[Dataset records]
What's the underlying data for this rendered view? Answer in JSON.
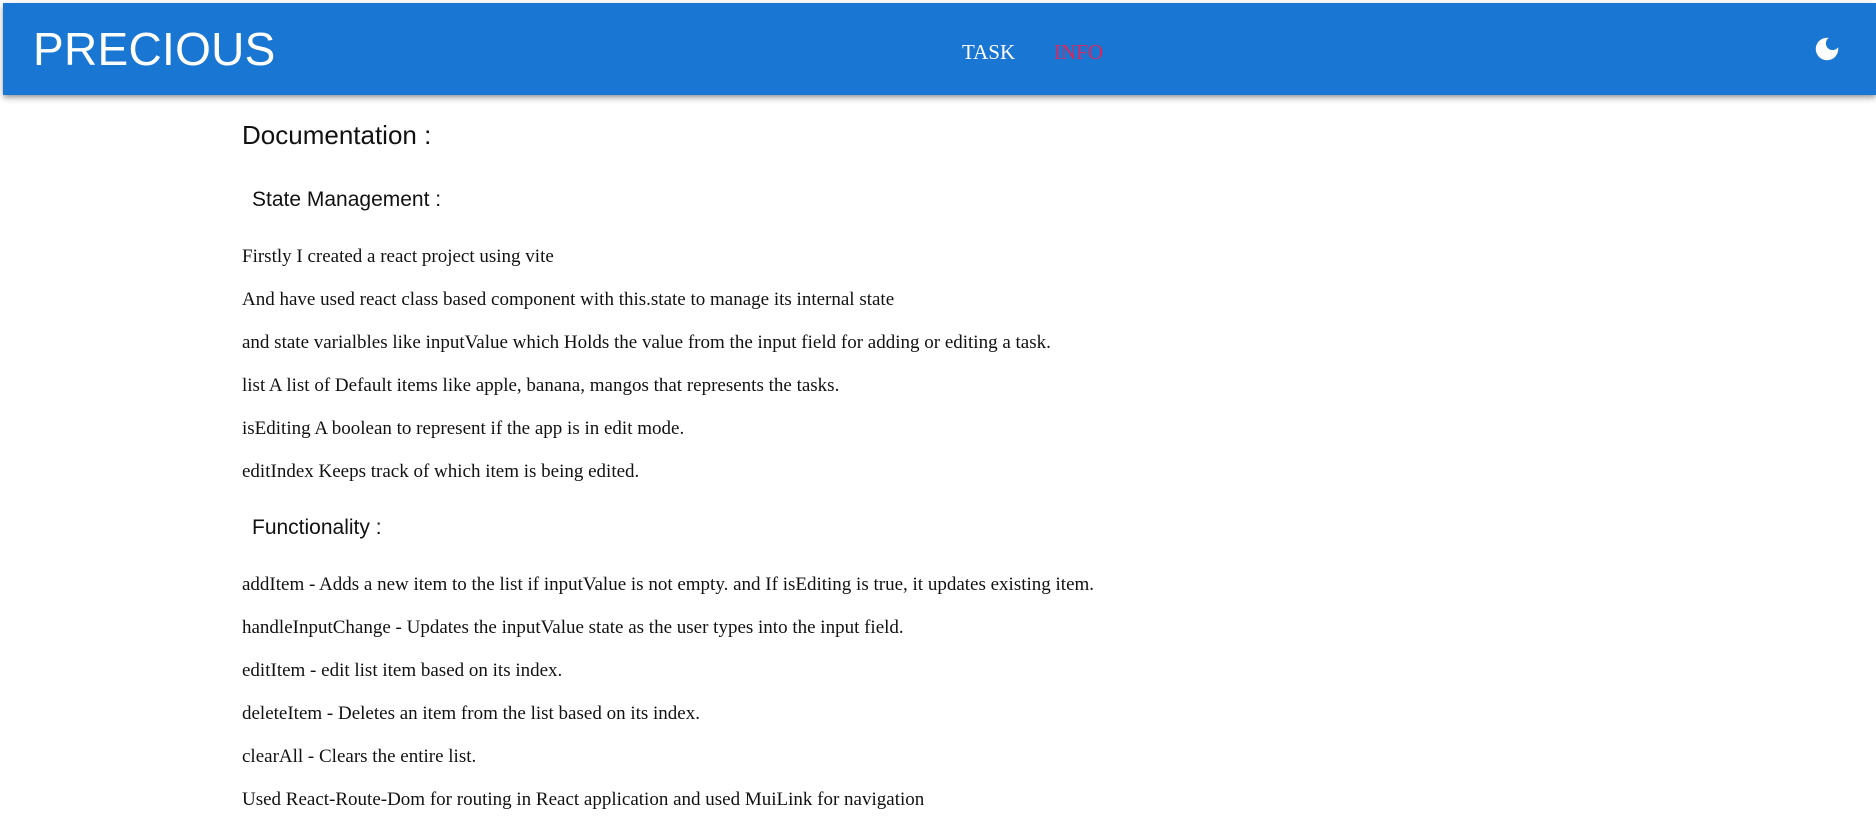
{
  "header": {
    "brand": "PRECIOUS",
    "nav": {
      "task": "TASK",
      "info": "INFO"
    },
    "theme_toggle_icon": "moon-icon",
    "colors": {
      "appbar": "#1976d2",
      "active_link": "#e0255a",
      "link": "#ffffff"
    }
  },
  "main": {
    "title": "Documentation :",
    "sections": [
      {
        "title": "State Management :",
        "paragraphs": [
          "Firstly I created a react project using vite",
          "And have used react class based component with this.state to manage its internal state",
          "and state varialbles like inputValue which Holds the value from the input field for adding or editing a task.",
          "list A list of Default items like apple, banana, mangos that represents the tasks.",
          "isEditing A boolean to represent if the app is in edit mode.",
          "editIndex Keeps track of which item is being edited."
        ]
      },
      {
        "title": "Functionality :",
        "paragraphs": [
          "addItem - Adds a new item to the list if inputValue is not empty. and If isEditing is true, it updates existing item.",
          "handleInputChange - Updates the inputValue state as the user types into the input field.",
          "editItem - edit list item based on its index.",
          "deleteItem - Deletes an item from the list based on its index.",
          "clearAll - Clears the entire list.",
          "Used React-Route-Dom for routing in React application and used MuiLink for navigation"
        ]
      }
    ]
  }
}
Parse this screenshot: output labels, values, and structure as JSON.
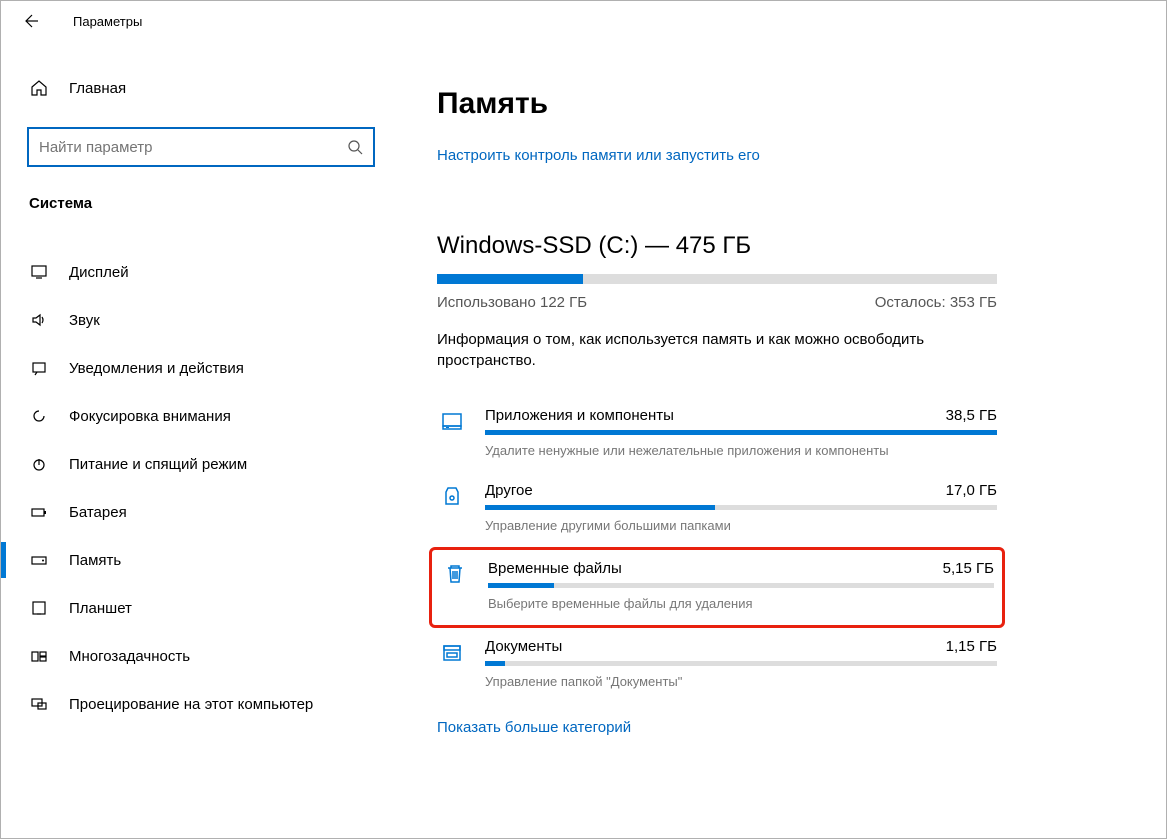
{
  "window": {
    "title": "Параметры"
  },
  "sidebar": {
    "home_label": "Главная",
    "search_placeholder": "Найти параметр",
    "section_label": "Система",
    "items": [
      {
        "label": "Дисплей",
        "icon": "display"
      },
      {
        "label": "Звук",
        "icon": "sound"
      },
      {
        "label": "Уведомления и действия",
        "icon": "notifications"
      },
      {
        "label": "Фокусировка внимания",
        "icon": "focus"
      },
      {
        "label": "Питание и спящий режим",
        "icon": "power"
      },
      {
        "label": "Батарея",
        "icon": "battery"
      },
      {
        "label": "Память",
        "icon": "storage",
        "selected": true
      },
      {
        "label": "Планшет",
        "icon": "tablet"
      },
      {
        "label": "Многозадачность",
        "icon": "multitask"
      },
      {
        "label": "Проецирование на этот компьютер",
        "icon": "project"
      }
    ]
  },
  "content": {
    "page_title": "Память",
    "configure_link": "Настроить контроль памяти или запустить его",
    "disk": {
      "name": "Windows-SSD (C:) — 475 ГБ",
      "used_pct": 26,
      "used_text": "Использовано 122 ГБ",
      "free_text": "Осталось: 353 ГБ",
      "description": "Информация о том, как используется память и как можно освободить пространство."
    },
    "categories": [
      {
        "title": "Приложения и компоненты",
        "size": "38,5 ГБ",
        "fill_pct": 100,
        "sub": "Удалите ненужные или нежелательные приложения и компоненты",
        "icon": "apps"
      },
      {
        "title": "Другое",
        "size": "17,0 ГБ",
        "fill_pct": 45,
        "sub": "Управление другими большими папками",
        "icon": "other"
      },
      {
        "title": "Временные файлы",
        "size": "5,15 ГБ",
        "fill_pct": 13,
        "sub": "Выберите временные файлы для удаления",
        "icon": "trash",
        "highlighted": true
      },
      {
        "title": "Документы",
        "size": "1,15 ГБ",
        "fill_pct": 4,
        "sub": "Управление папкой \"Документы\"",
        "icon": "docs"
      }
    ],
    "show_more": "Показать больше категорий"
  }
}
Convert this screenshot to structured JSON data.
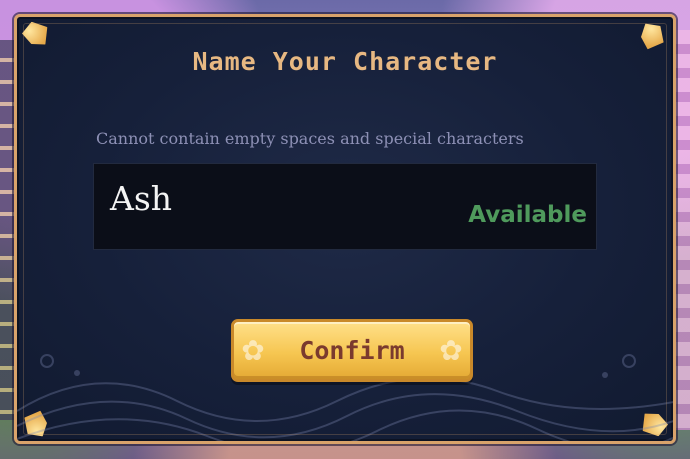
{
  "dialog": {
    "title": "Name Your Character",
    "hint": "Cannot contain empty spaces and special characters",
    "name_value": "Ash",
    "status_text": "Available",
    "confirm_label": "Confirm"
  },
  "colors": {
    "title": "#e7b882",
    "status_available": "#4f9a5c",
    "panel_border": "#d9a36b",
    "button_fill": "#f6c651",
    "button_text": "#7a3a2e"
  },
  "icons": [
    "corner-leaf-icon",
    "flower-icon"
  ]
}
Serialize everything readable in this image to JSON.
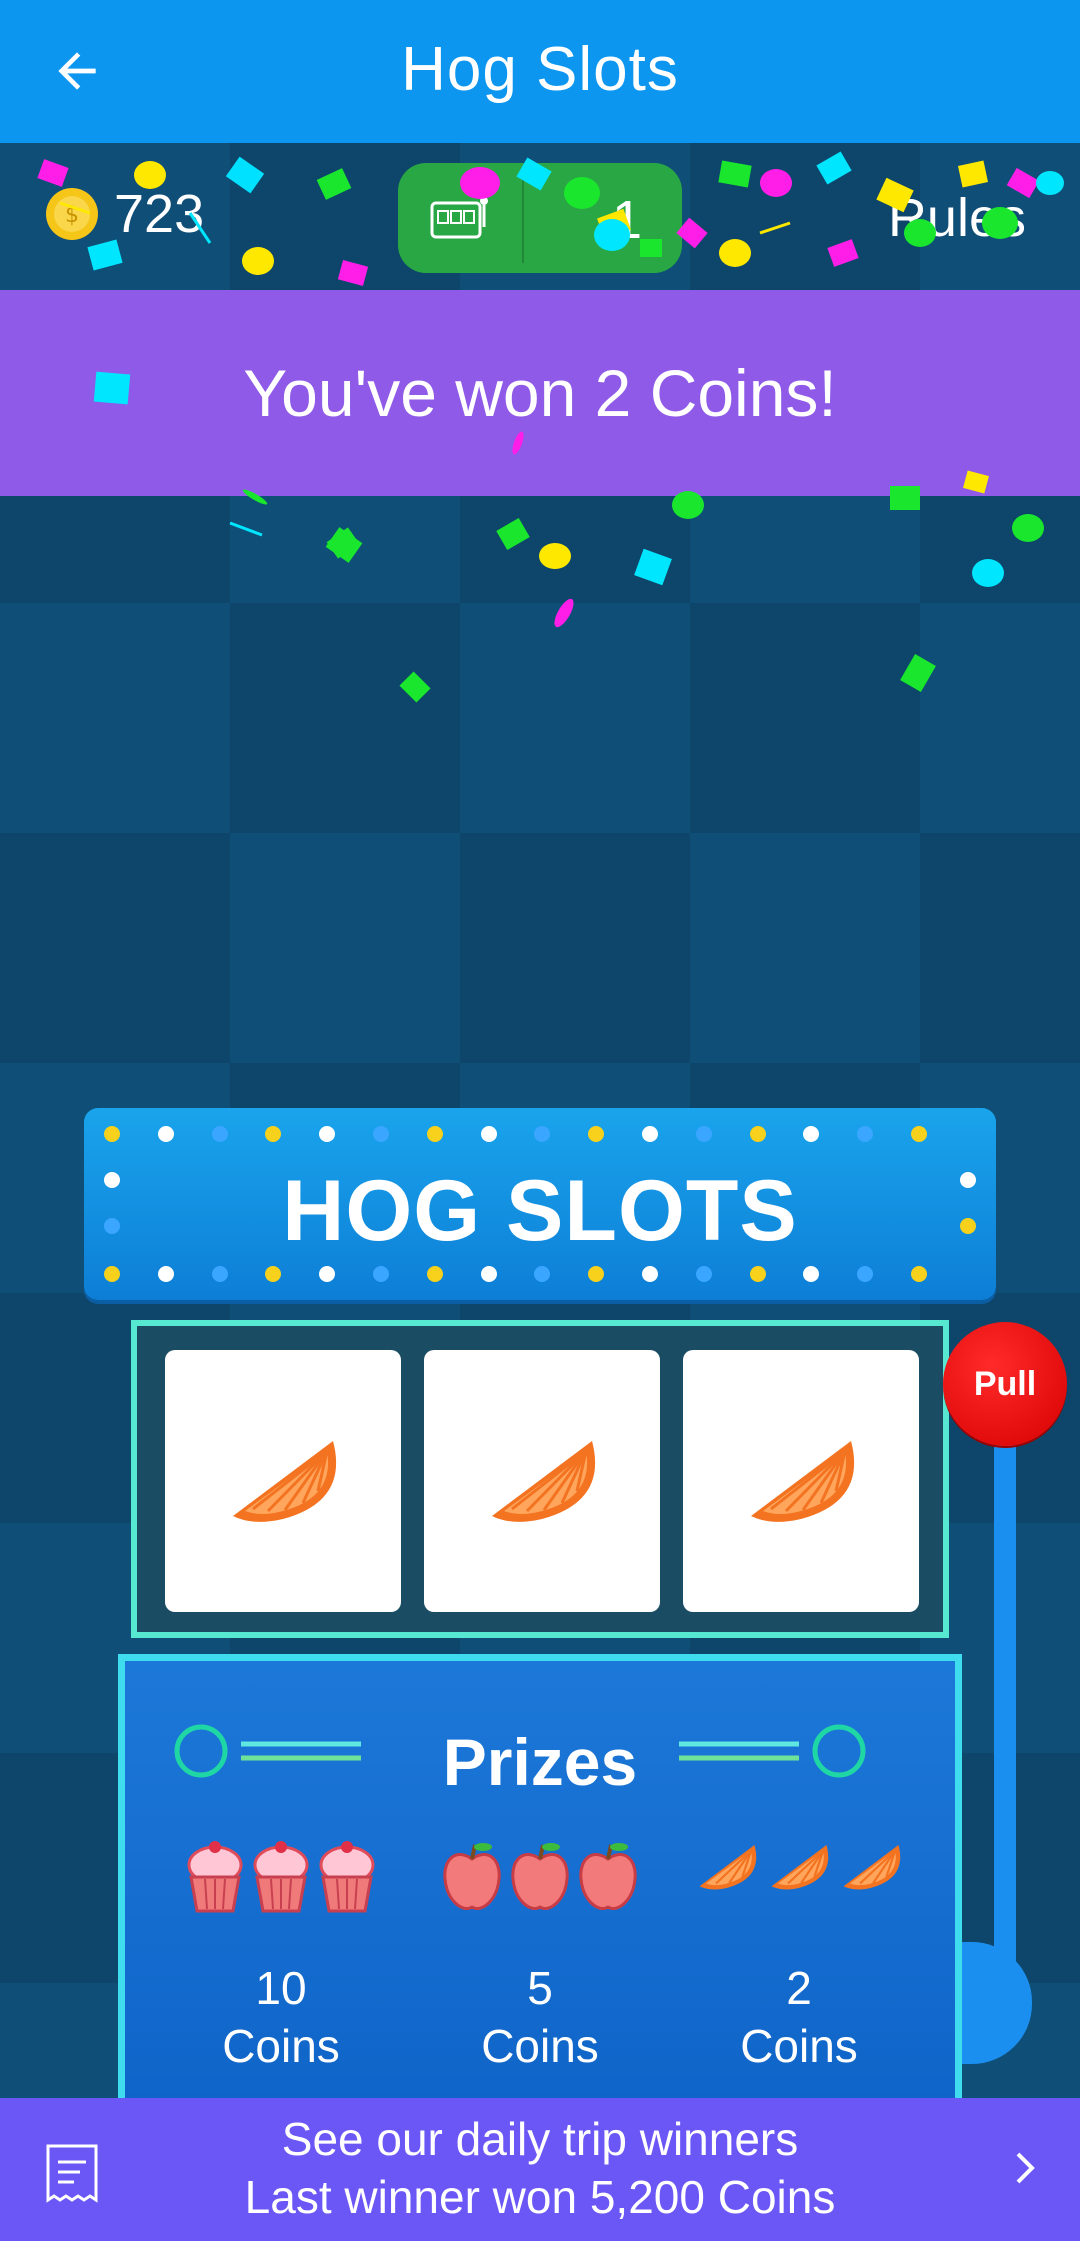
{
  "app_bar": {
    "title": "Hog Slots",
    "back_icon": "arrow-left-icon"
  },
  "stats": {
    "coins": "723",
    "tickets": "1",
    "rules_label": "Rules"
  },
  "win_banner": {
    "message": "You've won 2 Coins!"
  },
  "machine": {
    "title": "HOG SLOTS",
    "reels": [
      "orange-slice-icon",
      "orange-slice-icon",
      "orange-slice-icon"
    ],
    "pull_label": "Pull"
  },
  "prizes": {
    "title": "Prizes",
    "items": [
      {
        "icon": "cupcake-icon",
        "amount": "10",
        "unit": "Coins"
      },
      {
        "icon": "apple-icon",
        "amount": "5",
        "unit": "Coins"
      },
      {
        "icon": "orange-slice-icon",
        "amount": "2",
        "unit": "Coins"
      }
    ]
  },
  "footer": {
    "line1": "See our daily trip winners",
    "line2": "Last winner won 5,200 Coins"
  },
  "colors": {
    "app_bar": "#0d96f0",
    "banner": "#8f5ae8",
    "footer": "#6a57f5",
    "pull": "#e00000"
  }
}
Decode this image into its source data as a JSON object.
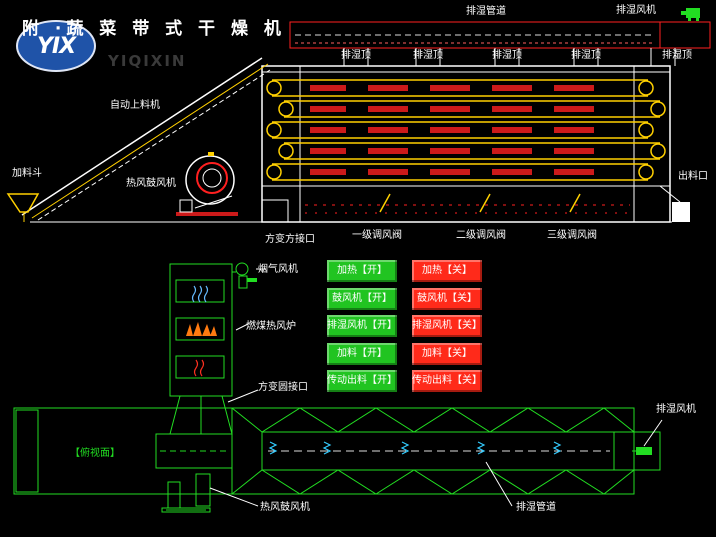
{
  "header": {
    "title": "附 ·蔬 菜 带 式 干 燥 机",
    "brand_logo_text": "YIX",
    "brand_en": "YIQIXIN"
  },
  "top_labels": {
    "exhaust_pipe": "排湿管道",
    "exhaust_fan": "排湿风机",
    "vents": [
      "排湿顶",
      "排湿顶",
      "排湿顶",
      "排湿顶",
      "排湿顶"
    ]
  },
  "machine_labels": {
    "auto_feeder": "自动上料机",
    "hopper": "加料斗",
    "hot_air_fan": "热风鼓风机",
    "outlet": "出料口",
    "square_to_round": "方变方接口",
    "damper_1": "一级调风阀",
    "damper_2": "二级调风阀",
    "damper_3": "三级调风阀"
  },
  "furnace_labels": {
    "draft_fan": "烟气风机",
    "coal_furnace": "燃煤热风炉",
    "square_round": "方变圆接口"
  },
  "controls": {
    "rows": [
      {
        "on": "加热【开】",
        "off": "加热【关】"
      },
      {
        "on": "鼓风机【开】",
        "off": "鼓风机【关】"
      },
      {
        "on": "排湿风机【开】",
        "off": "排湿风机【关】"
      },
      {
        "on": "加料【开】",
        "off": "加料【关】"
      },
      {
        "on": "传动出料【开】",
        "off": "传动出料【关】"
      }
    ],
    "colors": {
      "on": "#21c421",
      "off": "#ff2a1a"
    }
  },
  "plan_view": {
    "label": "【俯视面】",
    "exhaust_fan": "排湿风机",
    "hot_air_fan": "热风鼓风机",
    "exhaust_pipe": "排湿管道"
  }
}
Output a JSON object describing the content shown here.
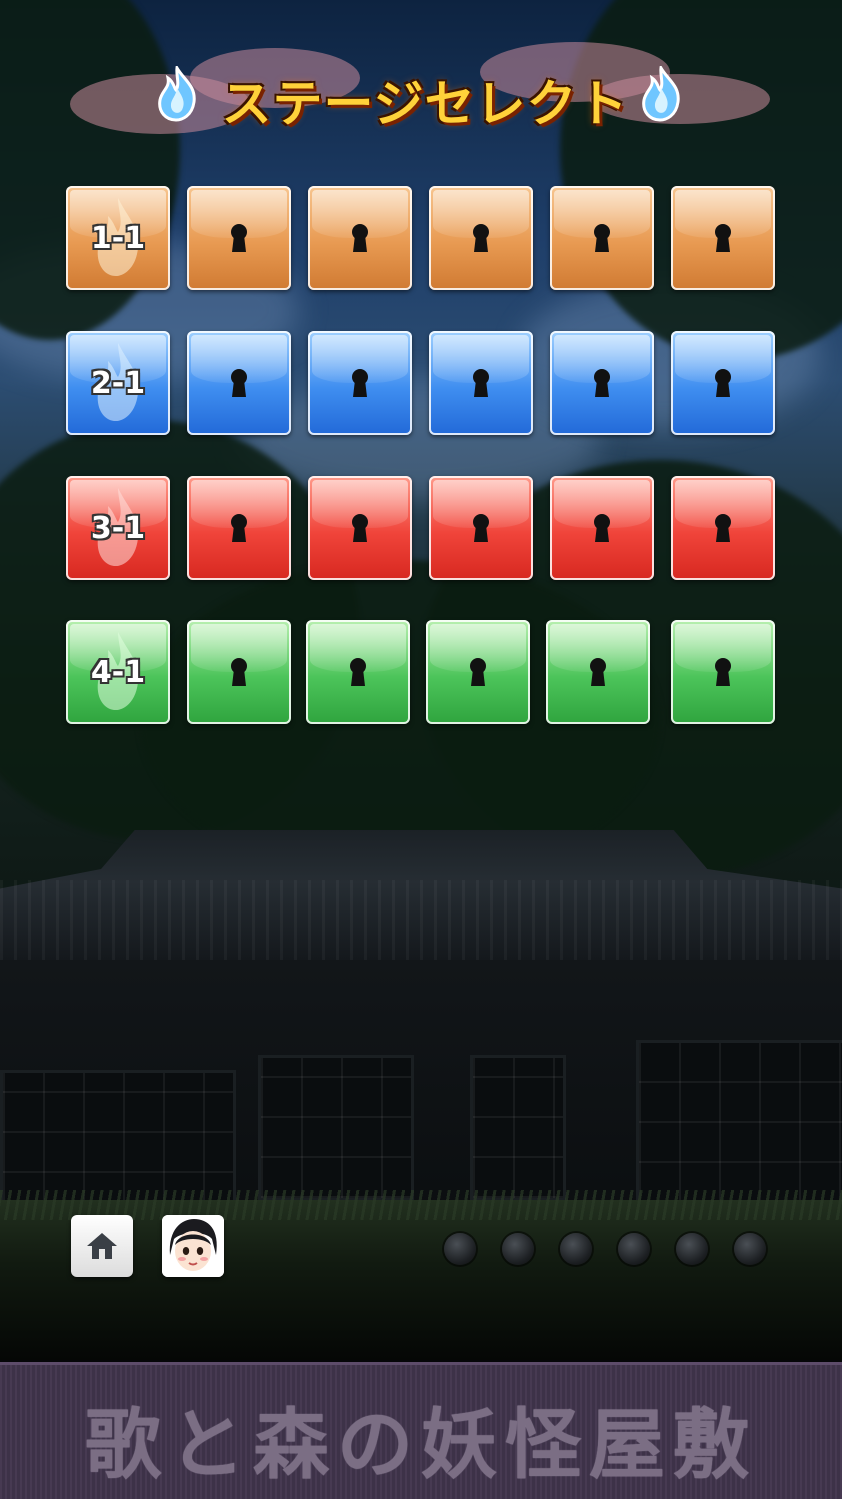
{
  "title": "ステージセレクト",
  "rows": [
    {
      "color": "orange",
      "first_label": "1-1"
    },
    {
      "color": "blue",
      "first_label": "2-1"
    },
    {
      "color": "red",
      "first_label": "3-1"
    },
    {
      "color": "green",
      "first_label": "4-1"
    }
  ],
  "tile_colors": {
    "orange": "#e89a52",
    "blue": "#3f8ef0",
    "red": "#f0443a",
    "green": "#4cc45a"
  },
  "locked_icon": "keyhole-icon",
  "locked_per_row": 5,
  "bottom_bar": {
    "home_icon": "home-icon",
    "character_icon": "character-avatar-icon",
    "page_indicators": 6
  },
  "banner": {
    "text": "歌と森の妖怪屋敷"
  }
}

• **PROBLEM DESCRIPTION**
In the entries above, identify every line with the word "isEditing". Copy those lines.

• **PROBLEM SOLUTION**
          "isEditing A boolean to represent if the app is in edit mode.",
          "addItem - Adds a new item to the list if inputValue is not empty. and If isEditing is true, it updates existing item.",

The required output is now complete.